• EXERCISE DESCRIPTION: Repeat the material exactly, every line of it.

• Figure record listings:
.....

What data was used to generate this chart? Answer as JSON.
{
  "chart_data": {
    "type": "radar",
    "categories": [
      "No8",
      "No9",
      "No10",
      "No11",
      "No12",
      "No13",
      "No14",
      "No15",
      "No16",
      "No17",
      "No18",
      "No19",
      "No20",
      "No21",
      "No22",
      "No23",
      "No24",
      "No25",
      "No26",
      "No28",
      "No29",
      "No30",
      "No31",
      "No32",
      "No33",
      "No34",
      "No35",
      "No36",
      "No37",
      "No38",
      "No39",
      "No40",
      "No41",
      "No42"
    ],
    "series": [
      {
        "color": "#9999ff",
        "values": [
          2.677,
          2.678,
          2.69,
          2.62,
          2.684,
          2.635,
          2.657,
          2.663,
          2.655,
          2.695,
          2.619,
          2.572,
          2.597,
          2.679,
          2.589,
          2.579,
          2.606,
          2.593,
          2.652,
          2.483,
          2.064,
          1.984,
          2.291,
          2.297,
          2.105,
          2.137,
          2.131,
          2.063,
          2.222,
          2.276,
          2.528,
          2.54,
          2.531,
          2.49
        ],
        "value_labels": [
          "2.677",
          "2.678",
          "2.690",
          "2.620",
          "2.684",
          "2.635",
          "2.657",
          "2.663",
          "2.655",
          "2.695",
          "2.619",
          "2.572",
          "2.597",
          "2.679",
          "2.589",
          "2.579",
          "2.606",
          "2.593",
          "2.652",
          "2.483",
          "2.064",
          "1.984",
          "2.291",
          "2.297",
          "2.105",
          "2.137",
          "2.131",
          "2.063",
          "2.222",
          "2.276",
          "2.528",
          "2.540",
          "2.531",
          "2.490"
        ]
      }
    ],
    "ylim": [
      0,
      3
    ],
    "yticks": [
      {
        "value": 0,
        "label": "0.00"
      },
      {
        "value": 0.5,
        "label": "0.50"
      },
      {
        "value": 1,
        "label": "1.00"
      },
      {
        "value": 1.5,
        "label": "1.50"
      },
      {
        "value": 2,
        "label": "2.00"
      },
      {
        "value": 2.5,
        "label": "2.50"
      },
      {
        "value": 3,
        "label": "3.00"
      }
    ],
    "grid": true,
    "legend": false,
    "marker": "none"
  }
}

.....

• SOLUTION TO THIS TASK:
What data was used to generate this chart? Answer as JSON.
{
  "chart_data": {
    "type": "radar",
    "categories": [
      "No8",
      "No9",
      "No10",
      "No11",
      "No12",
      "No13",
      "No14",
      "No15",
      "No16",
      "No17",
      "No18",
      "No19",
      "No20",
      "No21",
      "No22",
      "No23",
      "No24",
      "No25",
      "No26",
      "No28",
      "No29",
      "No30",
      "No31",
      "No32",
      "No33",
      "No34",
      "No35",
      "No36",
      "No37",
      "No38",
      "No39",
      "No40",
      "No41",
      "No42"
    ],
    "series": [
      {
        "color": "#9999ff",
        "values": [
          2.677,
          2.678,
          2.69,
          2.62,
          2.684,
          2.635,
          2.657,
          2.663,
          2.655,
          2.695,
          2.619,
          2.572,
          2.597,
          2.679,
          2.589,
          2.579,
          2.606,
          2.593,
          2.652,
          2.483,
          2.064,
          1.984,
          2.291,
          2.297,
          2.105,
          2.137,
          2.131,
          2.063,
          2.222,
          2.276,
          2.528,
          2.54,
          2.531,
          2.49
        ],
        "value_labels": [
          "2.677",
          "2.678",
          "2.690",
          "2.620",
          "2.684",
          "2.635",
          "2.657",
          "2.663",
          "2.655",
          "2.695",
          "2.619",
          "2.572",
          "2.597",
          "2.679",
          "2.589",
          "2.579",
          "2.606",
          "2.593",
          "2.652",
          "2.483",
          "2.064",
          "1.984",
          "2.291",
          "2.297",
          "2.105",
          "2.137",
          "2.131",
          "2.063",
          "2.222",
          "2.276",
          "2.528",
          "2.540",
          "2.531",
          "2.490"
        ]
      }
    ],
    "ylim": [
      0,
      3
    ],
    "yticks": [
      {
        "value": 0,
        "label": "0.00"
      },
      {
        "value": 0.5,
        "label": "0.50"
      },
      {
        "value": 1,
        "label": "1.00"
      },
      {
        "value": 1.5,
        "label": "1.50"
      },
      {
        "value": 2,
        "label": "2.00"
      },
      {
        "value": 2.5,
        "label": "2.50"
      },
      {
        "value": 3,
        "label": "3.00"
      }
    ],
    "grid": true,
    "legend": false,
    "marker": "none"
  }
}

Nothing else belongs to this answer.